What this task involves = Output all the material that follows, exactly as given.

Supplied material =
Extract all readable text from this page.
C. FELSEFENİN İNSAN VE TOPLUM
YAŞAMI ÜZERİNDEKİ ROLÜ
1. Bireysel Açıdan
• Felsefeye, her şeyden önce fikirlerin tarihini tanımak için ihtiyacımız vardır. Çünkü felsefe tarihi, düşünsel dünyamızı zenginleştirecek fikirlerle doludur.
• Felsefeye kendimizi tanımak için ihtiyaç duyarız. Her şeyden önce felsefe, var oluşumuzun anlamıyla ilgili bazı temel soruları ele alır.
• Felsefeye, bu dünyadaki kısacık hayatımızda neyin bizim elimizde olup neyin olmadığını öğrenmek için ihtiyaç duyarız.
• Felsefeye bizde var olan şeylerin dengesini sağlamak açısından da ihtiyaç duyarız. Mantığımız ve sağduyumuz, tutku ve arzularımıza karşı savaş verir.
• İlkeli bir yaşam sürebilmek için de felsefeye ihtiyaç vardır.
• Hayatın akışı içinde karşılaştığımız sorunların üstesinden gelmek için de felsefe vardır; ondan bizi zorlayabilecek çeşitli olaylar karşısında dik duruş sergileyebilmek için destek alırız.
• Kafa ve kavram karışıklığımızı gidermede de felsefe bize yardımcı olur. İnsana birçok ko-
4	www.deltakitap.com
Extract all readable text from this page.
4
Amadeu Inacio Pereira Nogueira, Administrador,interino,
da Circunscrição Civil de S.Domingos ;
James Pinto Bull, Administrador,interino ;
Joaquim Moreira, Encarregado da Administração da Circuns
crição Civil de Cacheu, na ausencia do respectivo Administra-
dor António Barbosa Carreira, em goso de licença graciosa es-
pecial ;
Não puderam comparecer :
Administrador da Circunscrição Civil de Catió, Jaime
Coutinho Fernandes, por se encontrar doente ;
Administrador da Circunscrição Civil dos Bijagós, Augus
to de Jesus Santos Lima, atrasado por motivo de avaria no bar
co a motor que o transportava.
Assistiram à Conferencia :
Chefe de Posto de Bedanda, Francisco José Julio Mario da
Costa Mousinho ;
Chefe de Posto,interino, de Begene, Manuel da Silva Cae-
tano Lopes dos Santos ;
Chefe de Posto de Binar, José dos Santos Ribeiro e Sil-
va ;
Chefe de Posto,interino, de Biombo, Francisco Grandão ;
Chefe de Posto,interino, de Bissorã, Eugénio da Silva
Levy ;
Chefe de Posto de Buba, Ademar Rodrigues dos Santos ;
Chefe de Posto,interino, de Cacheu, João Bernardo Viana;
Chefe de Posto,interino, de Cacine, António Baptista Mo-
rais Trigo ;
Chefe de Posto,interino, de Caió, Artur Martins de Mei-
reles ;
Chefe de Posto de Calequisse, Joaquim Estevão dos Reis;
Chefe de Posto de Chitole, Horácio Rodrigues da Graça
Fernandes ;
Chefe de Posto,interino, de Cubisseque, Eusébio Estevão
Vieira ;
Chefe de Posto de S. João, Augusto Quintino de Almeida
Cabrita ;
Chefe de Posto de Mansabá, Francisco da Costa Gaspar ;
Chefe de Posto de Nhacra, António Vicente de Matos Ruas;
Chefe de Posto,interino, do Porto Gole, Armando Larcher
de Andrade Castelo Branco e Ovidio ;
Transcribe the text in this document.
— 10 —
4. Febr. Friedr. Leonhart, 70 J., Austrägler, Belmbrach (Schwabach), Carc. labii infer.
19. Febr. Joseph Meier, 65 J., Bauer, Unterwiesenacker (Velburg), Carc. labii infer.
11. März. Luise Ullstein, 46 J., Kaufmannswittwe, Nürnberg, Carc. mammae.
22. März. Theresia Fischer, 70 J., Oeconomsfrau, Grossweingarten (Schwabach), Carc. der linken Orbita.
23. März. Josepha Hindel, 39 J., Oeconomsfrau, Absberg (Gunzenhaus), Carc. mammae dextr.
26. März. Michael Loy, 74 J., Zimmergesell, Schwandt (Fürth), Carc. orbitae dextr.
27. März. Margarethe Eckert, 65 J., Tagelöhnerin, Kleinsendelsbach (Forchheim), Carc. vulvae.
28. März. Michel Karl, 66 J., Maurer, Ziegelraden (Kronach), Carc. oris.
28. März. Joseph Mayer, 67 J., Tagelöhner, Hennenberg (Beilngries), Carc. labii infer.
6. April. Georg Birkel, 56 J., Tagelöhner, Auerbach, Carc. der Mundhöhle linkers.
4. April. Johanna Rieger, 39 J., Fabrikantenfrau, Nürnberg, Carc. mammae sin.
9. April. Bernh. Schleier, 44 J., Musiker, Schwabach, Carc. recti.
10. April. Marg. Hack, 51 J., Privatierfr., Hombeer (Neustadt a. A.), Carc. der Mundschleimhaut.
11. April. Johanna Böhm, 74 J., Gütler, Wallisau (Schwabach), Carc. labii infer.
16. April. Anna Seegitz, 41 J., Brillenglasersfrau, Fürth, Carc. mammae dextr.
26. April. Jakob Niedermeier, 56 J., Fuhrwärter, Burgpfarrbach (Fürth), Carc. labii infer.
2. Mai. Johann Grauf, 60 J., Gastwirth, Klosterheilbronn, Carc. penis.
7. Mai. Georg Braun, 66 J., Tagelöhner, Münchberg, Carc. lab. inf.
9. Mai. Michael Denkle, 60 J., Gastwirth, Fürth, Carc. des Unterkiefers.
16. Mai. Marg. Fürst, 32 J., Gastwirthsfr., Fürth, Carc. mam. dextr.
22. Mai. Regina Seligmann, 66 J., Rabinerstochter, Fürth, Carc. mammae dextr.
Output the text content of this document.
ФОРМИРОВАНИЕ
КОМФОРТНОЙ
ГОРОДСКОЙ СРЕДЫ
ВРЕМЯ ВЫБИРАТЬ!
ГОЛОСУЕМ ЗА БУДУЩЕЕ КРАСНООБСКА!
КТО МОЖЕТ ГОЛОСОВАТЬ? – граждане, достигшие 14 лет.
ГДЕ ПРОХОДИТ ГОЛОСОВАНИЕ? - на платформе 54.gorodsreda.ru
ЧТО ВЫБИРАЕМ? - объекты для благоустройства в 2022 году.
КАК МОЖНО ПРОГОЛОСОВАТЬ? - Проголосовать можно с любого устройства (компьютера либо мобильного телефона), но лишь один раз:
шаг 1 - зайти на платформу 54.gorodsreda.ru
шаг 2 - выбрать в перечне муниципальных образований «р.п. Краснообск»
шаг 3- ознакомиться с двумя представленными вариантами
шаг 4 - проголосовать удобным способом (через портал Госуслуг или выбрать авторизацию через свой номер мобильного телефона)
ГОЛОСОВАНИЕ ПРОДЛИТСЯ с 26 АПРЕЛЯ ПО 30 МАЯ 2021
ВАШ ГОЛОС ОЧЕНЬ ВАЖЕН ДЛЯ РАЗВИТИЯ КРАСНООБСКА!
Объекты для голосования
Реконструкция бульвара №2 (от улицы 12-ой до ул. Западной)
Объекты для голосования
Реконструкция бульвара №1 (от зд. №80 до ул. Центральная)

Answer in full =
Extract all readable text from this page.
C. FELSEFENİN İNSAN VE TOPLUM
YAŞAMI ÜZERİNDEKİ ROLÜ
1. Bireysel Açıdan
• Felsefeye, her şeyden önce fikirlerin tarihini tanımak için ihtiyacımız vardır. Çünkü felsefe tarihi, düşünsel dünyamızı zenginleştirecek fikirlerle doludur.
• Felsefeye kendimizi tanımak için ihtiyaç duyarız. Her şeyden önce felsefe, var oluşumuzun anlamıyla ilgili bazı temel soruları ele alır.
• Felsefeye, bu dünyadaki kısacık hayatımızda neyin bizim elimizde olup neyin olmadığını öğrenmek için ihtiyaç duyarız.
• Felsefeye bizde var olan şeylerin dengesini sağlamak açısından da ihtiyaç duyarız. Mantığımız ve sağduyumuz, tutku ve arzularımıza karşı savaş verir.
• İlkeli bir yaşam sürebilmek için de felsefeye ihtiyaç vardır.
• Hayatın akışı içinde karşılaştığımız sorunların üstesinden gelmek için de felsefe vardır; ondan bizi zorlayabilecek çeşitli olaylar karşısında dik duruş sergileyebilmek için destek alırız.
• Kafa ve kavram karışıklığımızı gidermede de felsefe bize yardımcı olur. İnsana birçok ko-
4	www.deltakitap.com
Extract all readable text from this page.
4
Amadeu Inacio Pereira Nogueira, Administrador,interino,
da Circunscrição Civil de S.Domingos ;
James Pinto Bull, Administrador,interino ;
Joaquim Moreira, Encarregado da Administração da Circuns
crição Civil de Cacheu, na ausencia do respectivo Administra-
dor António Barbosa Carreira, em goso de licença graciosa es-
pecial ;
Não puderam comparecer :
Administrador da Circunscrição Civil de Catió, Jaime
Coutinho Fernandes, por se encontrar doente ;
Administrador da Circunscrição Civil dos Bijagós, Augus
to de Jesus Santos Lima, atrasado por motivo de avaria no bar
co a motor que o transportava.
Assistiram à Conferencia :
Chefe de Posto de Bedanda, Francisco José Julio Mario da
Costa Mousinho ;
Chefe de Posto,interino, de Begene, Manuel da Silva Cae-
tano Lopes dos Santos ;
Chefe de Posto de Binar, José dos Santos Ribeiro e Sil-
va ;
Chefe de Posto,interino, de Biombo, Francisco Grandão ;
Chefe de Posto,interino, de Bissorã, Eugénio da Silva
Levy ;
Chefe de Posto de Buba, Ademar Rodrigues dos Santos ;
Chefe de Posto,interino, de Cacheu, João Bernardo Viana;
Chefe de Posto,interino, de Cacine, António Baptista Mo-
rais Trigo ;
Chefe de Posto,interino, de Caió, Artur Martins de Mei-
reles ;
Chefe de Posto de Calequisse, Joaquim Estevão dos Reis;
Chefe de Posto de Chitole, Horácio Rodrigues da Graça
Fernandes ;
Chefe de Posto,interino, de Cubisseque, Eusébio Estevão
Vieira ;
Chefe de Posto de S. João, Augusto Quintino de Almeida
Cabrita ;
Chefe de Posto de Mansabá, Francisco da Costa Gaspar ;
Chefe de Posto de Nhacra, António Vicente de Matos Ruas;
Chefe de Posto,interino, do Porto Gole, Armando Larcher
de Andrade Castelo Branco e Ovidio ;
Transcribe the text in this document.
— 10 —
4. Febr. Friedr. Leonhart, 70 J., Austrägler, Belmbrach (Schwabach), Carc. labii infer.
19. Febr. Joseph Meier, 65 J., Bauer, Unterwiesenacker (Velburg), Carc. labii infer.
11. März. Luise Ullstein, 46 J., Kaufmannswittwe, Nürnberg, Carc. mammae.
22. März. Theresia Fischer, 70 J., Oeconomsfrau, Grossweingarten (Schwabach), Carc. der linken Orbita.
23. März. Josepha Hindel, 39 J., Oeconomsfrau, Absberg (Gunzenhaus), Carc. mammae dextr.
26. März. Michael Loy, 74 J., Zimmergesell, Schwandt (Fürth), Carc. orbitae dextr.
27. März. Margarethe Eckert, 65 J., Tagelöhnerin, Kleinsendelsbach (Forchheim), Carc. vulvae.
28. März. Michel Karl, 66 J., Maurer, Ziegelraden (Kronach), Carc. oris.
28. März. Joseph Mayer, 67 J., Tagelöhner, Hennenberg (Beilngries), Carc. labii infer.
6. April. Georg Birkel, 56 J., Tagelöhner, Auerbach, Carc. der Mundhöhle linkers.
4. April. Johanna Rieger, 39 J., Fabrikantenfrau, Nürnberg, Carc. mammae sin.
9. April. Bernh. Schleier, 44 J., Musiker, Schwabach, Carc. recti.
10. April. Marg. Hack, 51 J., Privatierfr., Hombeer (Neustadt a. A.), Carc. der Mundschleimhaut.
11. April. Johanna Böhm, 74 J., Gütler, Wallisau (Schwabach), Carc. labii infer.
16. April. Anna Seegitz, 41 J., Brillenglasersfrau, Fürth, Carc. mammae dextr.
26. April. Jakob Niedermeier, 56 J., Fuhrwärter, Burgpfarrbach (Fürth), Carc. labii infer.
2. Mai. Johann Grauf, 60 J., Gastwirth, Klosterheilbronn, Carc. penis.
7. Mai. Georg Braun, 66 J., Tagelöhner, Münchberg, Carc. lab. inf.
9. Mai. Michael Denkle, 60 J., Gastwirth, Fürth, Carc. des Unterkiefers.
16. Mai. Marg. Fürst, 32 J., Gastwirthsfr., Fürth, Carc. mam. dextr.
22. Mai. Regina Seligmann, 66 J., Rabinerstochter, Fürth, Carc. mammae dextr.
Output the text content of this document.
ФОРМИРОВАНИЕ
КОМФОРТНОЙ
ГОРОДСКОЙ СРЕДЫ
ВРЕМЯ ВЫБИРАТЬ!
ГОЛОСУЕМ ЗА БУДУЩЕЕ КРАСНООБСКА!
КТО МОЖЕТ ГОЛОСОВАТЬ? – граждане, достигшие 14 лет.
ГДЕ ПРОХОДИТ ГОЛОСОВАНИЕ? - на платформе 54.gorodsreda.ru
ЧТО ВЫБИРАЕМ? - объекты для благоустройства в 2022 году.
КАК МОЖНО ПРОГОЛОСОВАТЬ? - Проголосовать можно с любого устройства (компьютера либо мобильного телефона), но лишь один раз:
шаг 1 - зайти на платформу 54.gorodsreda.ru
шаг 2 - выбрать в перечне муниципальных образований «р.п. Краснообск»
шаг 3- ознакомиться с двумя представленными вариантами
шаг 4 - проголосовать удобным способом (через портал Госуслуг или выбрать авторизацию через свой номер мобильного телефона)
ГОЛОСОВАНИЕ ПРОДЛИТСЯ с 26 АПРЕЛЯ ПО 30 МАЯ 2021
ВАШ ГОЛОС ОЧЕНЬ ВАЖЕН ДЛЯ РАЗВИТИЯ КРАСНООБСКА!
Объекты для голосования
Реконструкция бульвара №2 (от улицы 12-ой до ул. Западной)
Объекты для голосования
Реконструкция бульвара №1 (от зд. №80 до ул. Центральная)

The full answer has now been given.